> _SELECTED EXCERPT_
——————————
CW: Medical assistance in dying, eugenics, suicidal ideation, ableism
(pieces of this statement have been submitted to the Standing Senate Committee on Legal and Constitutional Affairs and my member of Parliament.)
Canada has an assisted dying law called MAiD. In brief, if your death is ‘reasonably foreseeable’ you can request medically assisted death. Sometime after the MAiD law was passed, two people with disabilities petitioned the court in Quebec to approve their medically assisted deaths even though they weren’t foreseeable. The judge ruled that it was unconstitutional to limit the law only to those who were dying. It restricted their autonomy, it was said.
So an amendment was proposed that explicitly names disabled people — and only disabled people — as having the right to request medically assisted death, even if they are not dying of their condition.
The logic of the bill itself cries prejudice. If the measures in place are so safe and ensure that no one would be ushered to an early death inappropriately, then why name disability explicitly as an exception? Why not say ALL Canadians, regardless of whether their death is reasonably foreseeable, have the right to request medically assisted death, and then let the procedure apply to all? If the current bill restricts the autonomy of disabled people, it restricts the autonomy of all people, and violates the constitutional rights of all Canadians. Because disabled people are… people. Citizens. Human. We are not a fundamentally separate category from non disabled Canadians. What applies to us, could —at any moment— apply to all.
There is a profound contradiction between the ethos of suicide prevention, in which the circumstances a person is in are considered the problem and worth supporting and solving, and the idea that a disability is a fair reason to want to die, no support neccesary. Which society are we? Do we intervene or not?
The law requires a waiting period, because we recognize that suicidal ideation often occurs like a wave, that it has a transient quality, that it passes. We intervene in the circumstances that give rise to the desire to die. We consider the state of mind as changeable, AND the circumstances as changeable. In the case of disability, however, undue focus is given to the state of the body, which is considered unchangeable (a fallacy cemented into the minds of the nondisabled). Intolerable suffering is not immutably written into the code of our conditions.
——————————
Dataset entries:
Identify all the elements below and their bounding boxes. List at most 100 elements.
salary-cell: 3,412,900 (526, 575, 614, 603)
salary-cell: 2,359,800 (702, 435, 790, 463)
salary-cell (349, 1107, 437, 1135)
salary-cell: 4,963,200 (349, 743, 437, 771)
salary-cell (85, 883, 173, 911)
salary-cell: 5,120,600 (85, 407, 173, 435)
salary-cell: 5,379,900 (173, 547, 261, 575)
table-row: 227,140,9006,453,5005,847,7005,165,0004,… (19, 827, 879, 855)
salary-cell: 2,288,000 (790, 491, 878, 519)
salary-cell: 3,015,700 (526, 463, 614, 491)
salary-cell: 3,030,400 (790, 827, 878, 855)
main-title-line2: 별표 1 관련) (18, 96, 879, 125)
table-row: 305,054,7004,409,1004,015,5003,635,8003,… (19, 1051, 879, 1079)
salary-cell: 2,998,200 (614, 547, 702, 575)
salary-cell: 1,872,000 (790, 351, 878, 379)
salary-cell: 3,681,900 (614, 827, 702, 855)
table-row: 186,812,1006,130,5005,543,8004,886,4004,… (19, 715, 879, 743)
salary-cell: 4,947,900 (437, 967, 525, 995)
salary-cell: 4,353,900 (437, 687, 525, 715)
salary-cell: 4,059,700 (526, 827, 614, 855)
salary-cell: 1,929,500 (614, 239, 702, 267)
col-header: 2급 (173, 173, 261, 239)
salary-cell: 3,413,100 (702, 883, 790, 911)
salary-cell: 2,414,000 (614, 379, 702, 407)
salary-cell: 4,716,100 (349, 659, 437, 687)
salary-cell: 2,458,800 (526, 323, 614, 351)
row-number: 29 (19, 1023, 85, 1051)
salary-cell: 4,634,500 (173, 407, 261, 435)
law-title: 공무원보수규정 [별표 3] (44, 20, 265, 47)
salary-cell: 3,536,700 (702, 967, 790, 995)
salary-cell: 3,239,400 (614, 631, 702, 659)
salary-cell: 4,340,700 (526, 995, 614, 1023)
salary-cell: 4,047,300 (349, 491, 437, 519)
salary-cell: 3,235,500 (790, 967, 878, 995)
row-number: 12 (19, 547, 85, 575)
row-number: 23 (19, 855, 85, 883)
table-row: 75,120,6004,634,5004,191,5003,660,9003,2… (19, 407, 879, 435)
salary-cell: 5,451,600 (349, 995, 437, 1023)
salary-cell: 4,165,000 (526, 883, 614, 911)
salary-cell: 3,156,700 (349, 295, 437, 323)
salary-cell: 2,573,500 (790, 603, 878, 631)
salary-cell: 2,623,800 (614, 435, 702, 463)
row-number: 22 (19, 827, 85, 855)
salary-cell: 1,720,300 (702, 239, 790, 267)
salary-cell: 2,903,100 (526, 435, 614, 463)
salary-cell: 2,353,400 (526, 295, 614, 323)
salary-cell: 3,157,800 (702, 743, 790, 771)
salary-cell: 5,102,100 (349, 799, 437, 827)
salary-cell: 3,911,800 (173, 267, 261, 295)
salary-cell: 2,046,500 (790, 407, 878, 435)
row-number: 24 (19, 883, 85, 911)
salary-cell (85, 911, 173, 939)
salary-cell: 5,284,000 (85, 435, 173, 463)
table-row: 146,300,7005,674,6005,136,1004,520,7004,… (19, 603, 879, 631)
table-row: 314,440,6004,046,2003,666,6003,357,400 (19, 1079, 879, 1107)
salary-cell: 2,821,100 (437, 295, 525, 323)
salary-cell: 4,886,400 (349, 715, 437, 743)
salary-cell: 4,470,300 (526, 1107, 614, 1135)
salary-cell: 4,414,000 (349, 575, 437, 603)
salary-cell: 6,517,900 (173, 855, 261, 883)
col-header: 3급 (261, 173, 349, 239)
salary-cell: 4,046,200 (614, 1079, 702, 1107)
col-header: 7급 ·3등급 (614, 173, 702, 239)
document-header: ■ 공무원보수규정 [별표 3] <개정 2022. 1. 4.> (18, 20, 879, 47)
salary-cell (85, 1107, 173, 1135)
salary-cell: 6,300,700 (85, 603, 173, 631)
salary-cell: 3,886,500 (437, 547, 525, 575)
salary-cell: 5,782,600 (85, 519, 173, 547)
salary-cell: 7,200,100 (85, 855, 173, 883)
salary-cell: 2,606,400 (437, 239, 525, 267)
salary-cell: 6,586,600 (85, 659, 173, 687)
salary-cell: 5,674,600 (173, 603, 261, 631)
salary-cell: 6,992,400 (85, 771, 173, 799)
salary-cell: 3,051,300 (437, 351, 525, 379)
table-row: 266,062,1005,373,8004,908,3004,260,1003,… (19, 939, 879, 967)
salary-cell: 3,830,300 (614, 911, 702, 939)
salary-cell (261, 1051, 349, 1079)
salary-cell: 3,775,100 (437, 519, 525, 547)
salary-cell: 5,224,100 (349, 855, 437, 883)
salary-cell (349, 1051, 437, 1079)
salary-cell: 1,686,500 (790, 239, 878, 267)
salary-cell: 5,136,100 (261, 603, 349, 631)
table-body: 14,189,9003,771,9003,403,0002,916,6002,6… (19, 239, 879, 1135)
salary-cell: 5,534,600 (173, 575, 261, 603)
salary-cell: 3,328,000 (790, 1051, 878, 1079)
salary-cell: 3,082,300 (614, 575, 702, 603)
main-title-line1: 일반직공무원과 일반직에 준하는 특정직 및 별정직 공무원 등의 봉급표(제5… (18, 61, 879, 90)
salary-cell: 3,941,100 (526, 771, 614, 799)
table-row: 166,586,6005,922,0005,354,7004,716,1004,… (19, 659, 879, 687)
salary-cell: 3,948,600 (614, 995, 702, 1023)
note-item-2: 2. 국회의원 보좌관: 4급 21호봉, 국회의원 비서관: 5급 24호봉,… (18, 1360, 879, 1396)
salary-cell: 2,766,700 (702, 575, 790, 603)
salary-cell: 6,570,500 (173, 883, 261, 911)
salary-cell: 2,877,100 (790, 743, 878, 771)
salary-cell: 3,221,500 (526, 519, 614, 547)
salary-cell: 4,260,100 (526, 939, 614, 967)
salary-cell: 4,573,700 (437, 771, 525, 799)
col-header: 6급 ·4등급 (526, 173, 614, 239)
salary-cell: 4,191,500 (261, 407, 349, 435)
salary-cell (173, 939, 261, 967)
——————————
> _WHAT NEEDS TO BE DONE_
In the statement on Canada's MAiD law, what did the judge in Quebec rule about limiting the law?

> _SOLUTION TO THIS TASK_
The judge ruled that limiting the law only to those who were dying was unconstitutional.